### Element location data:
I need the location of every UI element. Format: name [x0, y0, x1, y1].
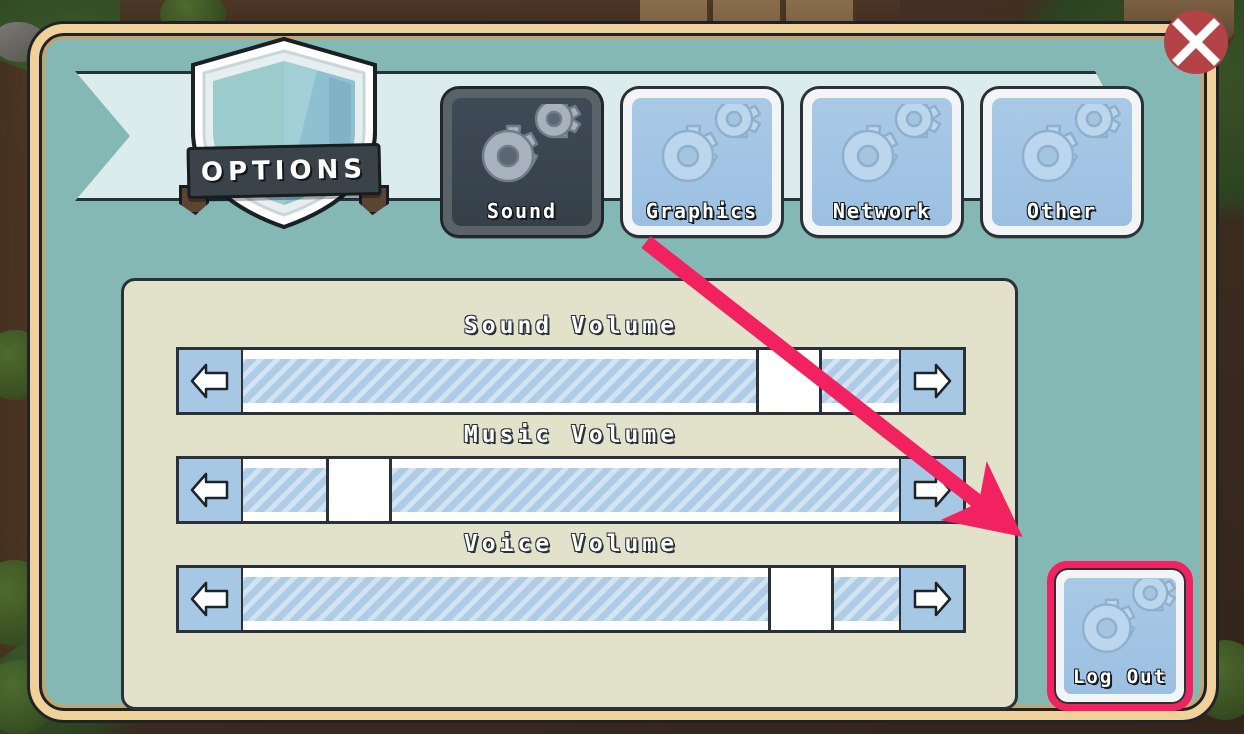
- tab-background: [812, 98, 952, 226]
- arrow-left-icon: [190, 472, 229, 508]
- gears-icon: [481, 104, 582, 183]
- music-volume-group: Music Volume: [176, 422, 966, 524]
- sound-volume-track[interactable]: [243, 350, 899, 412]
- arrow-left-icon: [190, 581, 229, 617]
- music-volume-increase-button[interactable]: [899, 459, 963, 521]
- options-dialog: OPTIONS Sound Graphics Network Other Sou…: [30, 24, 1216, 720]
- tab-network[interactable]: Network: [803, 89, 961, 235]
- voice-volume-group: Voice Volume: [176, 531, 966, 633]
- sound-volume-label: Sound Volume: [463, 313, 679, 339]
- music-volume-handle[interactable]: [326, 459, 392, 521]
- music-volume-slider[interactable]: [176, 456, 966, 524]
- close-button[interactable]: [1156, 2, 1236, 82]
- sound-volume-group: Sound Volume: [176, 313, 966, 415]
- voice-volume-decrease-button[interactable]: [179, 568, 243, 630]
- tab-background: [632, 98, 772, 226]
- options-emblem: OPTIONS: [179, 35, 389, 235]
- voice-volume-label: Voice Volume: [463, 531, 679, 557]
- close-icon: [1164, 10, 1228, 74]
- logout-highlight-wrapper: Log Out: [1047, 561, 1193, 711]
- gears-icon: [661, 104, 762, 183]
- sound-volume-handle[interactable]: [756, 350, 822, 412]
- tab-graphics[interactable]: Graphics: [623, 89, 781, 235]
- arrow-left-icon: [190, 363, 229, 399]
- voice-volume-track[interactable]: [243, 568, 899, 630]
- tab-other[interactable]: Other: [983, 89, 1141, 235]
- page-title-label: OPTIONS: [200, 154, 368, 188]
- voice-volume-handle[interactable]: [768, 568, 834, 630]
- sound-volume-increase-button[interactable]: [899, 350, 963, 412]
- gears-icon: [1021, 104, 1122, 183]
- sound-settings-panel: Sound Volume Music Volume Voice Volume: [121, 278, 1018, 710]
- gears-icon: [1081, 579, 1176, 654]
- arrow-right-icon: [913, 363, 952, 399]
- voice-volume-slider[interactable]: [176, 565, 966, 633]
- music-volume-label: Music Volume: [463, 422, 679, 448]
- tab-background: [452, 98, 592, 226]
- gears-icon: [841, 104, 942, 183]
- page-title: OPTIONS: [186, 142, 382, 200]
- logout-button-background: [1064, 578, 1176, 694]
- voice-volume-increase-button[interactable]: [899, 568, 963, 630]
- music-volume-decrease-button[interactable]: [179, 459, 243, 521]
- shield-icon: [191, 36, 377, 230]
- logout-button[interactable]: Log Out: [1056, 570, 1184, 702]
- arrow-right-icon: [913, 472, 952, 508]
- sound-volume-decrease-button[interactable]: [179, 350, 243, 412]
- arrow-right-icon: [913, 581, 952, 617]
- music-volume-track[interactable]: [243, 459, 899, 521]
- tab-sound[interactable]: Sound: [443, 89, 601, 235]
- settings-tab-bar: Sound Graphics Network Other: [443, 89, 1141, 239]
- tab-background: [992, 98, 1132, 226]
- sound-volume-slider[interactable]: [176, 347, 966, 415]
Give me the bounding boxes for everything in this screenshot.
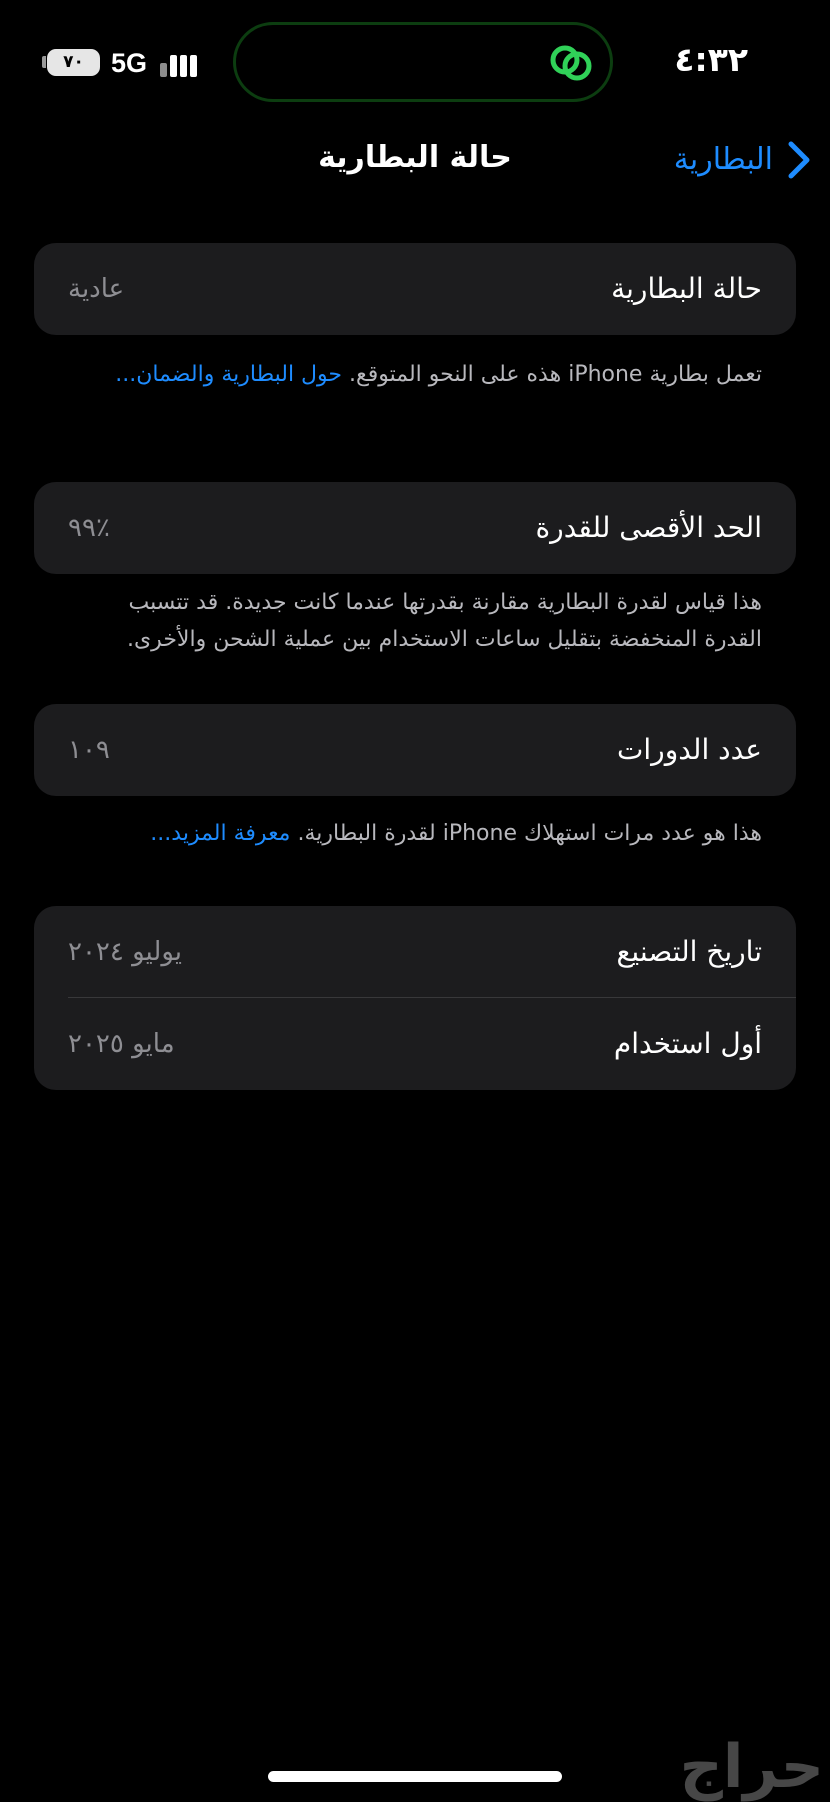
back-button-label[interactable]: البطارية xyxy=(674,134,773,186)
haraj-watermark-logo: حراج xyxy=(679,1732,824,1802)
cycle-count-footnote-text: هذا هو عدد مرات استهلاك iPhone لقدرة الب… xyxy=(297,821,762,846)
status-time: ٤:٣٢ xyxy=(674,40,748,79)
battery-condition-value: عادية xyxy=(68,274,125,304)
battery-condition-row: حالة البطارية عادية xyxy=(34,243,796,335)
max-capacity-footnote-text: هذا قياس لقدرة البطارية مقارنة بقدرتها ع… xyxy=(126,590,762,652)
cycle-count-footnote: هذا هو عدد مرات استهلاك iPhone لقدرة الب… xyxy=(70,815,762,852)
manufacture-date-row: تاريخ التصنيع يوليو ٢٠٢٤ xyxy=(34,906,796,998)
manufacture-date-value: يوليو ٢٠٢٤ xyxy=(68,937,182,967)
home-indicator[interactable] xyxy=(268,1771,562,1782)
first-use-row: أول استخدام مايو ٢٠٢٥ xyxy=(34,998,796,1090)
link-rings-icon xyxy=(550,45,592,81)
status-bar: ٧٠ 5G ٤:٣٢ xyxy=(0,0,830,120)
back-button[interactable]: البطارية xyxy=(674,134,813,186)
dynamic-island[interactable] xyxy=(233,22,613,102)
cycle-count-row: عدد الدورات ١٠٩ xyxy=(34,704,796,796)
battery-warranty-link[interactable]: حول البطارية والضمان... xyxy=(115,362,342,387)
learn-more-link[interactable]: معرفة المزيد... xyxy=(150,821,290,846)
max-capacity-group: الحد الأقصى للقدرة ٪٩٩ xyxy=(34,482,796,574)
battery-condition-group: حالة البطارية عادية xyxy=(34,243,796,335)
battery-icon: ٧٠ xyxy=(47,49,100,76)
battery-tip xyxy=(42,56,46,68)
manufacture-date-label: تاريخ التصنيع xyxy=(616,935,762,968)
cycle-count-value: ١٠٩ xyxy=(68,735,110,765)
max-capacity-label: الحد الأقصى للقدرة xyxy=(535,511,763,544)
max-capacity-row: الحد الأقصى للقدرة ٪٩٩ xyxy=(34,482,796,574)
network-type: 5G xyxy=(111,48,148,78)
battery-condition-footnote: تعمل بطارية iPhone هذه على النحو المتوقع… xyxy=(70,356,762,393)
battery-condition-footnote-text: تعمل بطارية iPhone هذه على النحو المتوقع… xyxy=(349,362,762,387)
cycle-count-group: عدد الدورات ١٠٩ xyxy=(34,704,796,796)
max-capacity-footnote: هذا قياس لقدرة البطارية مقارنة بقدرتها ع… xyxy=(70,584,762,658)
max-capacity-value: ٪٩٩ xyxy=(68,513,110,543)
first-use-value: مايو ٢٠٢٥ xyxy=(68,1029,175,1059)
chevron-right-icon[interactable] xyxy=(783,138,813,182)
first-use-label: أول استخدام xyxy=(613,1027,762,1060)
dates-group: تاريخ التصنيع يوليو ٢٠٢٤ أول استخدام ماي… xyxy=(34,906,796,1090)
cycle-count-label: عدد الدورات xyxy=(617,733,762,766)
cellular-signal-icon xyxy=(160,49,198,77)
battery-condition-label: حالة البطارية xyxy=(611,272,762,305)
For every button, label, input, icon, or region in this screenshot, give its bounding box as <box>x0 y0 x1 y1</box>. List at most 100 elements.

### WHAT IS REQUIRED:
In the records above, swap every "gears-icon" for "cog-icon" and leave everything else unchanged. Leave the pictures out of your answer.

### FULL RESPONSE:
I need the location of every UI element. Format: name [x0, y0, x1, y1].
- tab-background: [812, 98, 952, 226]
- arrow-left-icon: [190, 472, 229, 508]
- cog-icon: [481, 104, 582, 183]
- music-volume-group: Music Volume: [176, 422, 966, 524]
- sound-volume-track[interactable]: [243, 350, 899, 412]
- arrow-left-icon: [190, 581, 229, 617]
- music-volume-increase-button[interactable]: [899, 459, 963, 521]
- options-dialog: OPTIONS Sound Graphics Network Other Sou…: [30, 24, 1216, 720]
- tab-network[interactable]: Network: [803, 89, 961, 235]
- voice-volume-group: Voice Volume: [176, 531, 966, 633]
- sound-volume-label: Sound Volume: [463, 313, 679, 339]
- music-volume-handle[interactable]: [326, 459, 392, 521]
- music-volume-slider[interactable]: [176, 456, 966, 524]
- close-button[interactable]: [1156, 2, 1236, 82]
- sound-volume-group: Sound Volume: [176, 313, 966, 415]
- voice-volume-decrease-button[interactable]: [179, 568, 243, 630]
- tab-background: [632, 98, 772, 226]
- options-emblem: OPTIONS: [179, 35, 389, 235]
- voice-volume-label: Voice Volume: [463, 531, 679, 557]
- close-icon: [1164, 10, 1228, 74]
- logout-highlight-wrapper: Log Out: [1047, 561, 1193, 711]
- cog-icon: [661, 104, 762, 183]
- sound-volume-handle[interactable]: [756, 350, 822, 412]
- tab-graphics[interactable]: Graphics: [623, 89, 781, 235]
- arrow-left-icon: [190, 363, 229, 399]
- voice-volume-track[interactable]: [243, 568, 899, 630]
- tab-other[interactable]: Other: [983, 89, 1141, 235]
- page-title-label: OPTIONS: [200, 154, 368, 188]
- voice-volume-handle[interactable]: [768, 568, 834, 630]
- sound-volume-increase-button[interactable]: [899, 350, 963, 412]
- cog-icon: [1021, 104, 1122, 183]
- sound-settings-panel: Sound Volume Music Volume Voice Volume: [121, 278, 1018, 710]
- cog-icon: [1081, 579, 1176, 654]
- arrow-right-icon: [913, 363, 952, 399]
- voice-volume-slider[interactable]: [176, 565, 966, 633]
- music-volume-label: Music Volume: [463, 422, 679, 448]
- tab-background: [452, 98, 592, 226]
- cog-icon: [841, 104, 942, 183]
- page-title: OPTIONS: [186, 142, 382, 200]
- logout-button-background: [1064, 578, 1176, 694]
- voice-volume-increase-button[interactable]: [899, 568, 963, 630]
- music-volume-decrease-button[interactable]: [179, 459, 243, 521]
- shield-icon: [191, 36, 377, 230]
- logout-button[interactable]: Log Out: [1056, 570, 1184, 702]
- arrow-right-icon: [913, 472, 952, 508]
- sound-volume-decrease-button[interactable]: [179, 350, 243, 412]
- arrow-right-icon: [913, 581, 952, 617]
- music-volume-track[interactable]: [243, 459, 899, 521]
- tab-sound[interactable]: Sound: [443, 89, 601, 235]
- settings-tab-bar: Sound Graphics Network Other: [443, 89, 1141, 239]
- tab-background: [992, 98, 1132, 226]
- sound-volume-slider[interactable]: [176, 347, 966, 415]
Give me the bounding boxes for everything in this screenshot.
back-button-label[interactable]: البطارية xyxy=(674,134,773,186)
haraj-watermark-logo: حراج xyxy=(679,1732,824,1802)
cycle-count-footnote-text: هذا هو عدد مرات استهلاك iPhone لقدرة الب… xyxy=(297,821,762,846)
status-time: ٤:٣٢ xyxy=(674,40,748,79)
battery-condition-value: عادية xyxy=(68,274,125,304)
battery-condition-row: حالة البطارية عادية xyxy=(34,243,796,335)
max-capacity-footnote-text: هذا قياس لقدرة البطارية مقارنة بقدرتها ع… xyxy=(126,590,762,652)
cycle-count-footnote: هذا هو عدد مرات استهلاك iPhone لقدرة الب… xyxy=(70,815,762,852)
manufacture-date-row: تاريخ التصنيع يوليو ٢٠٢٤ xyxy=(34,906,796,998)
manufacture-date-value: يوليو ٢٠٢٤ xyxy=(68,937,182,967)
home-indicator[interactable] xyxy=(268,1771,562,1782)
first-use-row: أول استخدام مايو ٢٠٢٥ xyxy=(34,998,796,1090)
link-rings-icon xyxy=(550,45,592,81)
status-bar: ٧٠ 5G ٤:٣٢ xyxy=(0,0,830,120)
back-button[interactable]: البطارية xyxy=(674,134,813,186)
dynamic-island[interactable] xyxy=(233,22,613,102)
cycle-count-row: عدد الدورات ١٠٩ xyxy=(34,704,796,796)
battery-warranty-link[interactable]: حول البطارية والضمان... xyxy=(115,362,342,387)
learn-more-link[interactable]: معرفة المزيد... xyxy=(150,821,290,846)
max-capacity-group: الحد الأقصى للقدرة ٪٩٩ xyxy=(34,482,796,574)
battery-condition-group: حالة البطارية عادية xyxy=(34,243,796,335)
battery-icon: ٧٠ xyxy=(47,49,100,76)
battery-tip xyxy=(42,56,46,68)
manufacture-date-label: تاريخ التصنيع xyxy=(616,935,762,968)
cycle-count-value: ١٠٩ xyxy=(68,735,110,765)
max-capacity-label: الحد الأقصى للقدرة xyxy=(535,511,763,544)
max-capacity-row: الحد الأقصى للقدرة ٪٩٩ xyxy=(34,482,796,574)
network-type: 5G xyxy=(111,48,148,78)
battery-condition-footnote: تعمل بطارية iPhone هذه على النحو المتوقع… xyxy=(70,356,762,393)
battery-condition-footnote-text: تعمل بطارية iPhone هذه على النحو المتوقع… xyxy=(349,362,762,387)
cycle-count-group: عدد الدورات ١٠٩ xyxy=(34,704,796,796)
max-capacity-footnote: هذا قياس لقدرة البطارية مقارنة بقدرتها ع… xyxy=(70,584,762,658)
max-capacity-value: ٪٩٩ xyxy=(68,513,110,543)
first-use-value: مايو ٢٠٢٥ xyxy=(68,1029,175,1059)
chevron-right-icon[interactable] xyxy=(783,138,813,182)
first-use-label: أول استخدام xyxy=(613,1027,762,1060)
dates-group: تاريخ التصنيع يوليو ٢٠٢٤ أول استخدام ماي… xyxy=(34,906,796,1090)
cycle-count-label: عدد الدورات xyxy=(617,733,762,766)
cellular-signal-icon xyxy=(160,49,198,77)
battery-condition-label: حالة البطارية xyxy=(611,272,762,305)
For every button, label, input, icon, or region in this screenshot, give its bounding box as <box>x0 y0 x1 y1</box>. List at most 100 elements.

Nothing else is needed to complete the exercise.